### The problem
Search the material for the string "Hizmetleri" and copy each line where it occurs.

### Source data

>>>

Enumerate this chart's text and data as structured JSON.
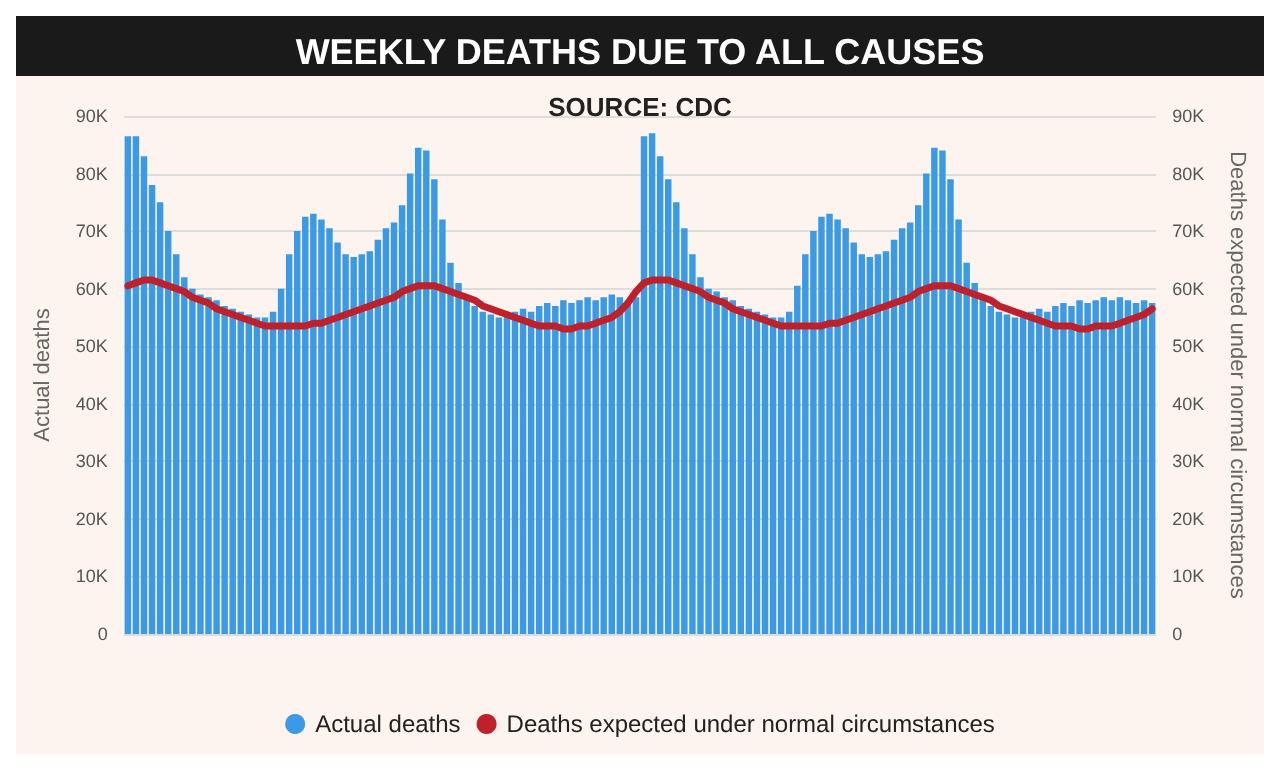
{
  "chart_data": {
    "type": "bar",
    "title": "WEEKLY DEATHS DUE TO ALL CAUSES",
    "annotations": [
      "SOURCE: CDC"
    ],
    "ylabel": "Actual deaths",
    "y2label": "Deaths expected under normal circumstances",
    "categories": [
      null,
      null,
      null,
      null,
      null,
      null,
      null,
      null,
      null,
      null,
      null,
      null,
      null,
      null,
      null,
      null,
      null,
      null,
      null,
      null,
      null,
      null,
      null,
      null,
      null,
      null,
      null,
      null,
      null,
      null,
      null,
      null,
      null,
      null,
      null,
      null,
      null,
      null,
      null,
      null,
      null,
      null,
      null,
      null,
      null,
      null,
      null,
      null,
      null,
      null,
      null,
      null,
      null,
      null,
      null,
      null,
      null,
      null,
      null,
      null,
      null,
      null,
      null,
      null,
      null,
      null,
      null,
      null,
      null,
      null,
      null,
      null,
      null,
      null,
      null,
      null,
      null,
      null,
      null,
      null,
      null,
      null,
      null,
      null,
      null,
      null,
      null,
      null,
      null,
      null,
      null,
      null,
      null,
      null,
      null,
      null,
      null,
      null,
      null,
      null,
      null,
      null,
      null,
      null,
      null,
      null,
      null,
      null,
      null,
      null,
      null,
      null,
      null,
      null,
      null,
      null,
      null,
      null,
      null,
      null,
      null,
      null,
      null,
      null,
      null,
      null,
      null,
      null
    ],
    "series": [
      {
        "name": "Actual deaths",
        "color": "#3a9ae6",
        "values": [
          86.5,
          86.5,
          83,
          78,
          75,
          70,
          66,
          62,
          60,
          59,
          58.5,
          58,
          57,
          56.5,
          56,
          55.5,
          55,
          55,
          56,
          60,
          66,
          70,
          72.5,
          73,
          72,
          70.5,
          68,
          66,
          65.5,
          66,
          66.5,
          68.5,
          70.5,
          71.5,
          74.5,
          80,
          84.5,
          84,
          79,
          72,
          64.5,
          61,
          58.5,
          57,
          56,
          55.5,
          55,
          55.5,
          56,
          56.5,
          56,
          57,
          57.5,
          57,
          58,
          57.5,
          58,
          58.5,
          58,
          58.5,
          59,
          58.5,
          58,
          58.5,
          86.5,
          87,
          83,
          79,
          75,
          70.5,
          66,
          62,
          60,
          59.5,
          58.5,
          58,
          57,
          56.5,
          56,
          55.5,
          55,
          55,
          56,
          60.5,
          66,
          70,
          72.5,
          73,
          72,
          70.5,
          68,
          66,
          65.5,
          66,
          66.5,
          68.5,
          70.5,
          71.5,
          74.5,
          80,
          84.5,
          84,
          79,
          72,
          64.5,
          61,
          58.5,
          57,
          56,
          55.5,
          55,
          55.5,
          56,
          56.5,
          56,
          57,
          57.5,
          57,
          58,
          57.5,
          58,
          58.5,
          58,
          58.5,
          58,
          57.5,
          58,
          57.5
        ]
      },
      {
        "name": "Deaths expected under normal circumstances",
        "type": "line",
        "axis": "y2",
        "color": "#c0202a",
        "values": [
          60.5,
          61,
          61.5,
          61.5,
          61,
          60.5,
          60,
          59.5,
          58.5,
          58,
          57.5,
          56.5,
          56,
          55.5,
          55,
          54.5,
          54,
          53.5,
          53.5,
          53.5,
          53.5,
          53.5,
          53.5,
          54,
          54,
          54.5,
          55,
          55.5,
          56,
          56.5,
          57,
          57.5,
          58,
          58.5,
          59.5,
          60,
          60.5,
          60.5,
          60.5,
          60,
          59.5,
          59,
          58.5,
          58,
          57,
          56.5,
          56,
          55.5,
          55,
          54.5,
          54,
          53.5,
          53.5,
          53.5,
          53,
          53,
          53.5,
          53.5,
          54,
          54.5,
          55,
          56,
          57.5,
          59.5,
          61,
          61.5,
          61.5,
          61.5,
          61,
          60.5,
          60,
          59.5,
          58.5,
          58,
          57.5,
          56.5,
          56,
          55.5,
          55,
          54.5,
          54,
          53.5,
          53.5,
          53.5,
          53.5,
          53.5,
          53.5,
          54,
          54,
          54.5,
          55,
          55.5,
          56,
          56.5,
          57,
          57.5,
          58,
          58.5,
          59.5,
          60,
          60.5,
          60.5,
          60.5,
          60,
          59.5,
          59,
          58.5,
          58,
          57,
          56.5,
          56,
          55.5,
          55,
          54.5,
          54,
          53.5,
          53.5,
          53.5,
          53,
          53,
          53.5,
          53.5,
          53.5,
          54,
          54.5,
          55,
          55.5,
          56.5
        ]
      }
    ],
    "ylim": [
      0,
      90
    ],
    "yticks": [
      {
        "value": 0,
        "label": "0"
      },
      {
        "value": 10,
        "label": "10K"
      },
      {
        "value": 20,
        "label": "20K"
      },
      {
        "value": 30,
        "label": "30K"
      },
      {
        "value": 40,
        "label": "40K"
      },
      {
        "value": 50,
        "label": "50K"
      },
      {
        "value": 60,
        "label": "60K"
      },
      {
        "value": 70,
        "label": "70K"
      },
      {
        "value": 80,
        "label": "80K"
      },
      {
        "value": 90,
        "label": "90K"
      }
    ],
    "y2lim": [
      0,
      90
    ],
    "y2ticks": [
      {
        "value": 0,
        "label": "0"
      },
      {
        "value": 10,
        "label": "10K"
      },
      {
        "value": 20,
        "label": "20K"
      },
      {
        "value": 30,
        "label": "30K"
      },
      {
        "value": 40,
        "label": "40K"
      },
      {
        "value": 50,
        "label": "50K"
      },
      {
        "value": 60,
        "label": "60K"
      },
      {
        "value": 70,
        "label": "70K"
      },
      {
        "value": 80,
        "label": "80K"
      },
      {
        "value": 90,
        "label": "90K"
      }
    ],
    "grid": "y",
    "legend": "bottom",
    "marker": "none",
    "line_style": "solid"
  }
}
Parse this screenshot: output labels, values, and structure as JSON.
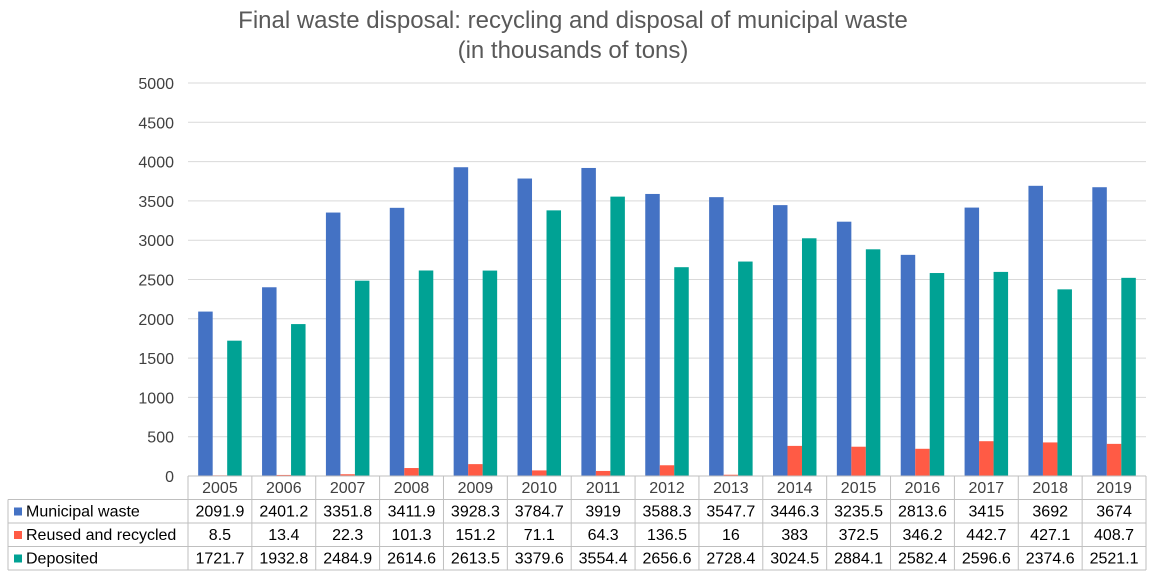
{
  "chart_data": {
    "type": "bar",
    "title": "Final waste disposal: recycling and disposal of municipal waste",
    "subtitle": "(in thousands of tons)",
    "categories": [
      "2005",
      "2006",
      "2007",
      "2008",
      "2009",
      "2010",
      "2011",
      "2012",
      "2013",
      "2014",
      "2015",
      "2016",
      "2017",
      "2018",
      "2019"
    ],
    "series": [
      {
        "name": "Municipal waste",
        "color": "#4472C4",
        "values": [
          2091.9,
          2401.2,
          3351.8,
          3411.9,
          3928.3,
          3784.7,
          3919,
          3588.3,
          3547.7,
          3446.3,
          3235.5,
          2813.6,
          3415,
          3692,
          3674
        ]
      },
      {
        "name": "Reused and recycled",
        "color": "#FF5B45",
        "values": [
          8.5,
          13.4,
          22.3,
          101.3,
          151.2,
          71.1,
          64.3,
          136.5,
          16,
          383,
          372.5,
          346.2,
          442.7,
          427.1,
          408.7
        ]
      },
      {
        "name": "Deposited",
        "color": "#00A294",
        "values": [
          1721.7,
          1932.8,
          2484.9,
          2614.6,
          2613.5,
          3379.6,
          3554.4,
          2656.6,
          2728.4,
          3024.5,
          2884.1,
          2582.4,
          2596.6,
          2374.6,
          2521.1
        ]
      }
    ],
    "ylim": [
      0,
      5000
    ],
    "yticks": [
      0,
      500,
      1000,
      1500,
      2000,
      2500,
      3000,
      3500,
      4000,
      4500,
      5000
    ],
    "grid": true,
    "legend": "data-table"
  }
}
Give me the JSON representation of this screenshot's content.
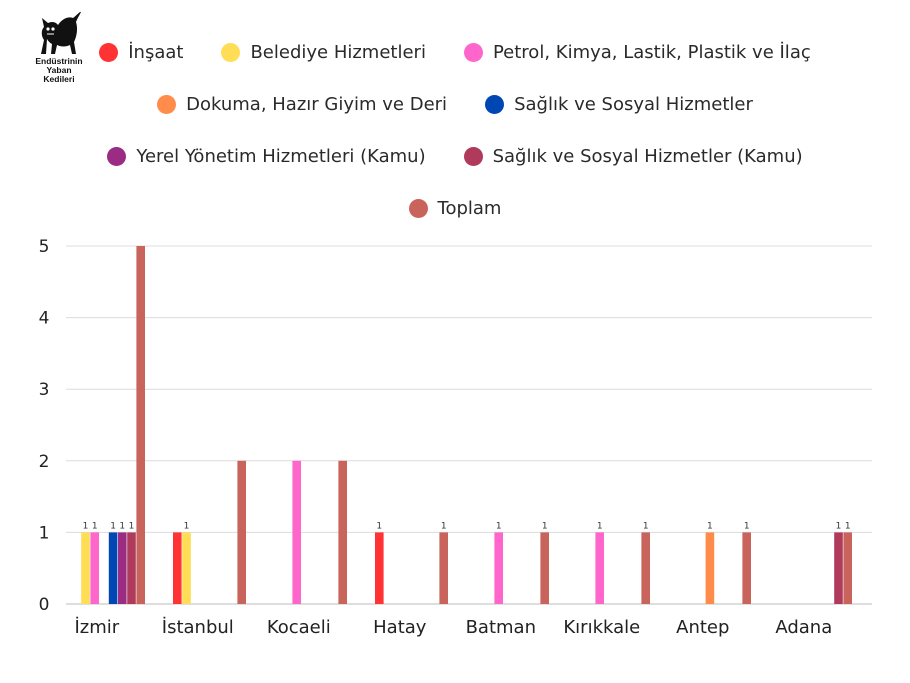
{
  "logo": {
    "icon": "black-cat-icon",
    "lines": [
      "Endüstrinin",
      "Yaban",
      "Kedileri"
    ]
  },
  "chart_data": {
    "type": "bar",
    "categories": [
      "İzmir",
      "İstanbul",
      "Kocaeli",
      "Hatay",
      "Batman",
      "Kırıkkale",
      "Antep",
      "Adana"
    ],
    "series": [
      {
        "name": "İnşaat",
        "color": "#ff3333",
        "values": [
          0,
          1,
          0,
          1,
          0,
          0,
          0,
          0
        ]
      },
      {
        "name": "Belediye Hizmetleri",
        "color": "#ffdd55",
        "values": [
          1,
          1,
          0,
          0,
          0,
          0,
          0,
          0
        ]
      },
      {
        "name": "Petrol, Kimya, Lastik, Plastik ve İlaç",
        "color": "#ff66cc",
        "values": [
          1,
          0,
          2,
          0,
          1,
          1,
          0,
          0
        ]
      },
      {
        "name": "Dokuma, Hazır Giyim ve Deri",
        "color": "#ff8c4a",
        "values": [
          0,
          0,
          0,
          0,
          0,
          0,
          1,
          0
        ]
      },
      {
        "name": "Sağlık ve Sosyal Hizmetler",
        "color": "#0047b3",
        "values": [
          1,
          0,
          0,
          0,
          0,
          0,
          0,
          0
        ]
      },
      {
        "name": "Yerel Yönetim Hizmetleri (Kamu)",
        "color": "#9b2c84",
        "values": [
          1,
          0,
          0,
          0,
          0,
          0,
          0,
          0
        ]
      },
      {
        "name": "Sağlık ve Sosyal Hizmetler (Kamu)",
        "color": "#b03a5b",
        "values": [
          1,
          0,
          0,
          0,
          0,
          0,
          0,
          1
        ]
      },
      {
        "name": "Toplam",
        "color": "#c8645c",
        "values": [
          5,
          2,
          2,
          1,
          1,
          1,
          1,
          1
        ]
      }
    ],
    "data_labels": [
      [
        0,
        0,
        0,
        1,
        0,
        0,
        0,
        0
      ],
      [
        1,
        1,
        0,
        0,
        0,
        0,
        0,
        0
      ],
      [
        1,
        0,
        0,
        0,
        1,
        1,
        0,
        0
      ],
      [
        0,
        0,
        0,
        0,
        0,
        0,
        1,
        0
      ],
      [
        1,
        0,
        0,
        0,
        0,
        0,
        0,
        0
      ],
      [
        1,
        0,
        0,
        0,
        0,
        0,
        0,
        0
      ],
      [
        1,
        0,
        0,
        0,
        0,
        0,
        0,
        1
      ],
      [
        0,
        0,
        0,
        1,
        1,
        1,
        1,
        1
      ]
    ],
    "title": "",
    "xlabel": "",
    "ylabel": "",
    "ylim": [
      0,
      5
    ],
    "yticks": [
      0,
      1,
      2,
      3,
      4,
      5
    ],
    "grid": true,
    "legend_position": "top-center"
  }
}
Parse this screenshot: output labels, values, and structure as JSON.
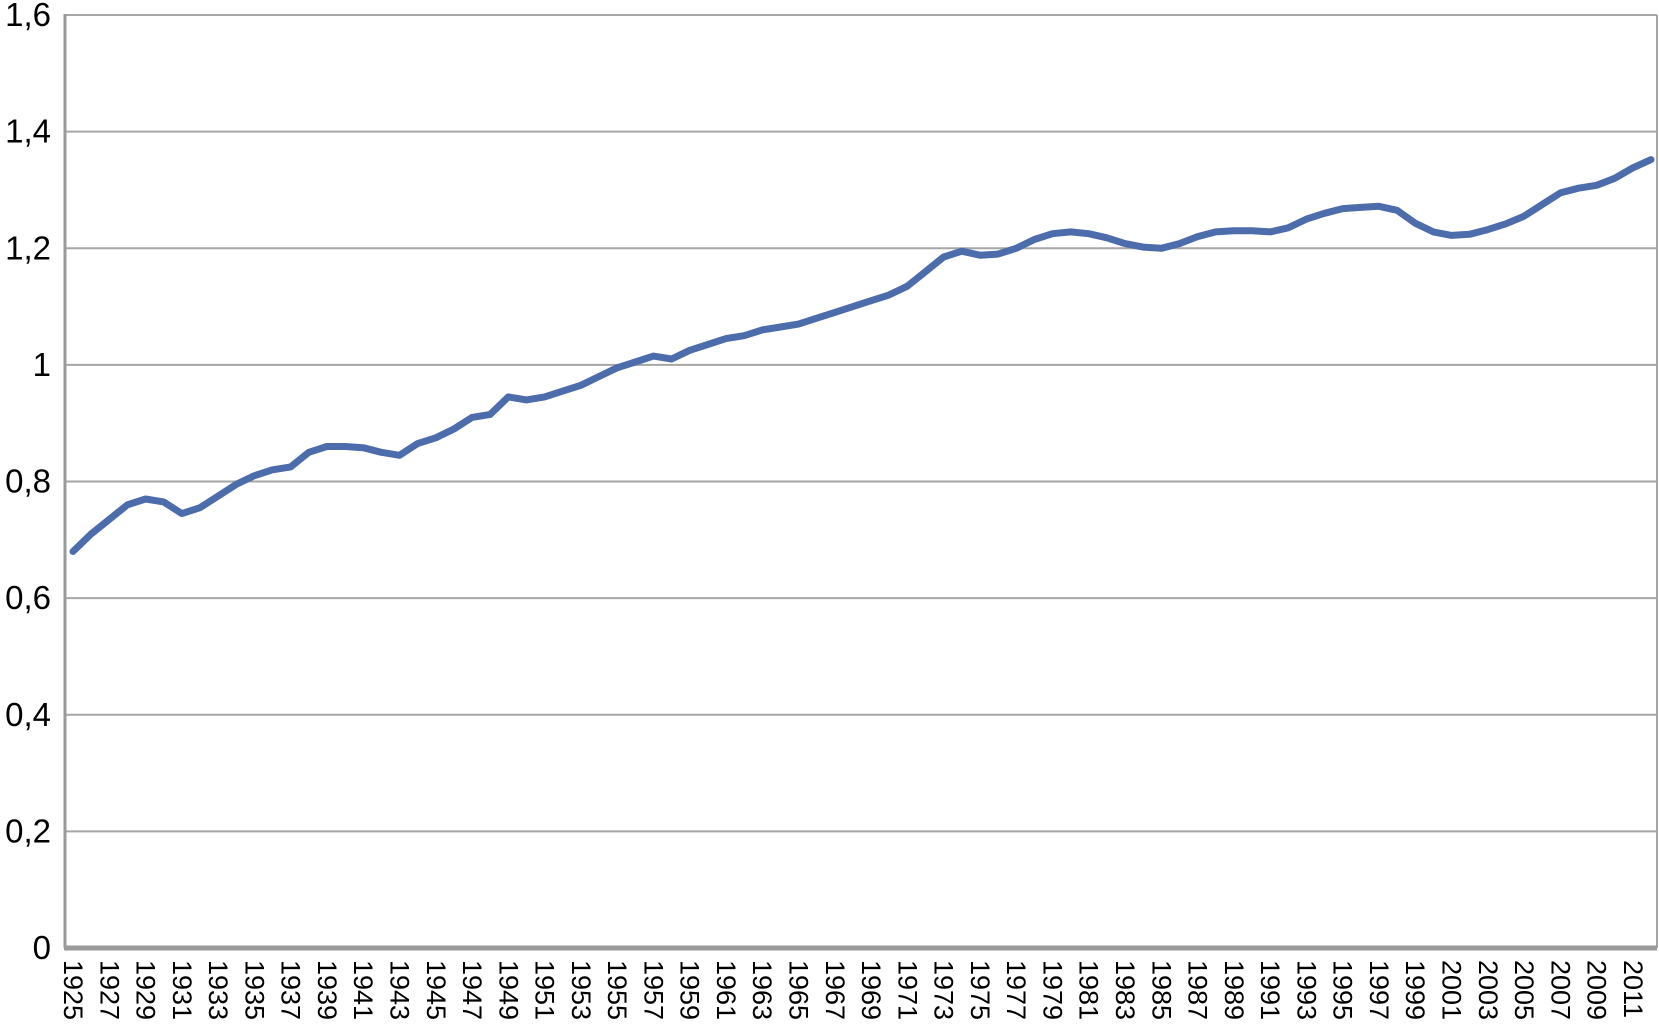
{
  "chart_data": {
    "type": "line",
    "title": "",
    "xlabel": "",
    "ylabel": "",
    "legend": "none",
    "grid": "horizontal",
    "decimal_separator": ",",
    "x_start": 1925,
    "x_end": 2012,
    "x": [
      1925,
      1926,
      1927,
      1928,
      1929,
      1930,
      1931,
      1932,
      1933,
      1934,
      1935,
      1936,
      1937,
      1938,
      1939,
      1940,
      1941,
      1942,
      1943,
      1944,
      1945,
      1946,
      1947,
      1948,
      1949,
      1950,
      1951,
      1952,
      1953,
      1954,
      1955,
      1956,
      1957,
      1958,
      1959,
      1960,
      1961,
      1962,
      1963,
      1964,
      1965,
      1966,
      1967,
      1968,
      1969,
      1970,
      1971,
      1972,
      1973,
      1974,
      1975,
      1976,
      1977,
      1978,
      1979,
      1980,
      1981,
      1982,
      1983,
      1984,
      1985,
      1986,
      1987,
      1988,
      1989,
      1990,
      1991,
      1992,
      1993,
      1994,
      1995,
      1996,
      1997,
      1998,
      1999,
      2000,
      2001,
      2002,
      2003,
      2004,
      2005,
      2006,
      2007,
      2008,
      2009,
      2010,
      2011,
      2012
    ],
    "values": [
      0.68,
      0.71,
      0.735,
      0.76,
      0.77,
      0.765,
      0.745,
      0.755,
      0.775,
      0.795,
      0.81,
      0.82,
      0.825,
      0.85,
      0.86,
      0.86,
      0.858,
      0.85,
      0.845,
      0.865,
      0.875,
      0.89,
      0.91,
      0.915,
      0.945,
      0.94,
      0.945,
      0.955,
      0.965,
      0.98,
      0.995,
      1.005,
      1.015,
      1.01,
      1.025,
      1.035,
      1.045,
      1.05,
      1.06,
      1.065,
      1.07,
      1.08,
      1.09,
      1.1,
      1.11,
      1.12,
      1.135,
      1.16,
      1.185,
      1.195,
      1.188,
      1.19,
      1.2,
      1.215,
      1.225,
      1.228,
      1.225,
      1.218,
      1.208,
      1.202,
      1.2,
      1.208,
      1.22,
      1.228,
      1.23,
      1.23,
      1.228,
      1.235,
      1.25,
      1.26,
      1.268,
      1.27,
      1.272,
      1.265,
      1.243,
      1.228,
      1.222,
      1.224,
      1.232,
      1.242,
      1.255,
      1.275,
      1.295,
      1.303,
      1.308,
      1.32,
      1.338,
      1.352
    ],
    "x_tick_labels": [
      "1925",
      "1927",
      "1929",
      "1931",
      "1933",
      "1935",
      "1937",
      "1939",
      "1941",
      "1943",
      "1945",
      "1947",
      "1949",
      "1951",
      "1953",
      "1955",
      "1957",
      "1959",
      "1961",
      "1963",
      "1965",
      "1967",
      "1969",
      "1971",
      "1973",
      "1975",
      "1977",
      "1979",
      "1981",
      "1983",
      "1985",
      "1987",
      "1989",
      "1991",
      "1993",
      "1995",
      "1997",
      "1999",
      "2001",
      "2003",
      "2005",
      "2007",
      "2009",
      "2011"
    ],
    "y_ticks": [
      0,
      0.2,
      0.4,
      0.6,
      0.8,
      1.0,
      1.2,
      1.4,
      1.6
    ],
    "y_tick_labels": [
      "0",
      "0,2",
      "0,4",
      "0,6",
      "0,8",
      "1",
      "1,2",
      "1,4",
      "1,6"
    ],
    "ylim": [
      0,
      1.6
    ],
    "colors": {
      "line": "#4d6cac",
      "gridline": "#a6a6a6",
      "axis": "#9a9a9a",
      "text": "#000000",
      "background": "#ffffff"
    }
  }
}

<<<

### Final answer
        "name": "Belediye Hizmetleri",
        "name": "Yerel Yönetim Hizmetleri (Kamu)",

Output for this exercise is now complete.